**What this task involves**
Without skipping anything, write out each record below exactly.

**Data to process**
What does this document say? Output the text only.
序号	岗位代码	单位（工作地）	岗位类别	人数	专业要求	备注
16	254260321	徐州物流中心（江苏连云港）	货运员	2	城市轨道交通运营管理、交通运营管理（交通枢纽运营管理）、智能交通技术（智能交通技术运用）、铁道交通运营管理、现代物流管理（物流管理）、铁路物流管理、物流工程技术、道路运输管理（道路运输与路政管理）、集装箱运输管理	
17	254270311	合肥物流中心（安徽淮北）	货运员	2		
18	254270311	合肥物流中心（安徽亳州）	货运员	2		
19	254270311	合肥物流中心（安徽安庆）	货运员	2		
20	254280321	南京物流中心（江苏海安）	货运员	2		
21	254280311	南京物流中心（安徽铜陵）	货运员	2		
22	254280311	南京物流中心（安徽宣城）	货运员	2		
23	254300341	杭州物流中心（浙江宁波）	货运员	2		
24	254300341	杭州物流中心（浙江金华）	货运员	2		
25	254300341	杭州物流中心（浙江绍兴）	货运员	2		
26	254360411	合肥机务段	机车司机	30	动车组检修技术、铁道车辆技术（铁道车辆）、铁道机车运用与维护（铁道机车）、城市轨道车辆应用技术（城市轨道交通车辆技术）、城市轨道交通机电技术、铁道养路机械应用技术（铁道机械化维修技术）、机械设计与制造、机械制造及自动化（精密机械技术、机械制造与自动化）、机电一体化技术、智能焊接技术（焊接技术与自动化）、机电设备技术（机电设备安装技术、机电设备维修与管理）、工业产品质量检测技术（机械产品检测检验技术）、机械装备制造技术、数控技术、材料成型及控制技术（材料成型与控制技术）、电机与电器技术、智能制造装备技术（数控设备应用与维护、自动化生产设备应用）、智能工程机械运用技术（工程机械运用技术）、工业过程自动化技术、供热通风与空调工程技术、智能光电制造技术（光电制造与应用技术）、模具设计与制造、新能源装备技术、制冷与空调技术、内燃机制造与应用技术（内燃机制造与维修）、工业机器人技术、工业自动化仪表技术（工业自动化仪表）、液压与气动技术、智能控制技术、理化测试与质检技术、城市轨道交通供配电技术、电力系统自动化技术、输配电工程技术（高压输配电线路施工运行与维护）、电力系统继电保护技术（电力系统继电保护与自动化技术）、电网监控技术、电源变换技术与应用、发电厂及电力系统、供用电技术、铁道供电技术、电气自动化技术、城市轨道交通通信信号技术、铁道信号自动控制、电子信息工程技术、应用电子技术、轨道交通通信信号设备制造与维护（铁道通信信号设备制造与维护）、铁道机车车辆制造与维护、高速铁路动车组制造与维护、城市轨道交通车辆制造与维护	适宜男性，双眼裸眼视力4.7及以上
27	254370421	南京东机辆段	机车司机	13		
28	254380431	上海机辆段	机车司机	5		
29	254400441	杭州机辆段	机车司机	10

**Complete answer**
What does this document say? Output the text only.
序号	岗位代码	单位（工作地）	岗位类别	人数	专业要求	备注
16	254260321	徐州物流中心（江苏连云港）	货运员	2	城市轨道交通运营管理、交通运营管理（交通枢纽运营管理）、智能交通技术（智能交通技术运用）、铁道交通运营管理、现代物流管理（物流管理）、铁路物流管理、物流工程技术、道路运输管理（道路运输与路政管理）、集装箱运输管理	
17	254270311	合肥物流中心（安徽淮北）	货运员	2		
18	254270311	合肥物流中心（安徽亳州）	货运员	2		
19	254270311	合肥物流中心（安徽安庆）	货运员	2		
20	254280321	南京物流中心（江苏海安）	货运员	2		
21	254280311	南京物流中心（安徽铜陵）	货运员	2		
22	254280311	南京物流中心（安徽宣城）	货运员	2		
23	254300341	杭州物流中心（浙江宁波）	货运员	2		
24	254300341	杭州物流中心（浙江金华）	货运员	2		
25	254300341	杭州物流中心（浙江绍兴）	货运员	2		
26	254360411	合肥机务段	机车司机	30	动车组检修技术、铁道车辆技术（铁道车辆）、铁道机车运用与维护（铁道机车）、城市轨道车辆应用技术（城市轨道交通车辆技术）、城市轨道交通机电技术、铁道养路机械应用技术（铁道机械化维修技术）、机械设计与制造、机械制造及自动化（精密机械技术、机械制造与自动化）、机电一体化技术、智能焊接技术（焊接技术与自动化）、机电设备技术（机电设备安装技术、机电设备维修与管理）、工业产品质量检测技术（机械产品检测检验技术）、机械装备制造技术、数控技术、材料成型及控制技术（材料成型与控制技术）、电机与电器技术、智能制造装备技术（数控设备应用与维护、自动化生产设备应用）、智能工程机械运用技术（工程机械运用技术）、工业过程自动化技术、供热通风与空调工程技术、智能光电制造技术（光电制造与应用技术）、模具设计与制造、新能源装备技术、制冷与空调技术、内燃机制造与应用技术（内燃机制造与维修）、工业机器人技术、工业自动化仪表技术（工业自动化仪表）、液压与气动技术、智能控制技术、理化测试与质检技术、城市轨道交通供配电技术、电力系统自动化技术、输配电工程技术（高压输配电线路施工运行与维护）、电力系统继电保护技术（电力系统继电保护与自动化技术）、电网监控技术、电源变换技术与应用、发电厂及电力系统、供用电技术、铁道供电技术、电气自动化技术、城市轨道交通通信信号技术、铁道信号自动控制、电子信息工程技术、应用电子技术、轨道交通通信信号设备制造与维护（铁道通信信号设备制造与维护）、铁道机车车辆制造与维护、高速铁路动车组制造与维护、城市轨道交通车辆制造与维护	适宜男性，双眼裸眼视力4.7及以上
27	254370421	南京东机辆段	机车司机	13		
28	254380431	上海机辆段	机车司机	5		
29	254400441	杭州机辆段	机车司机	10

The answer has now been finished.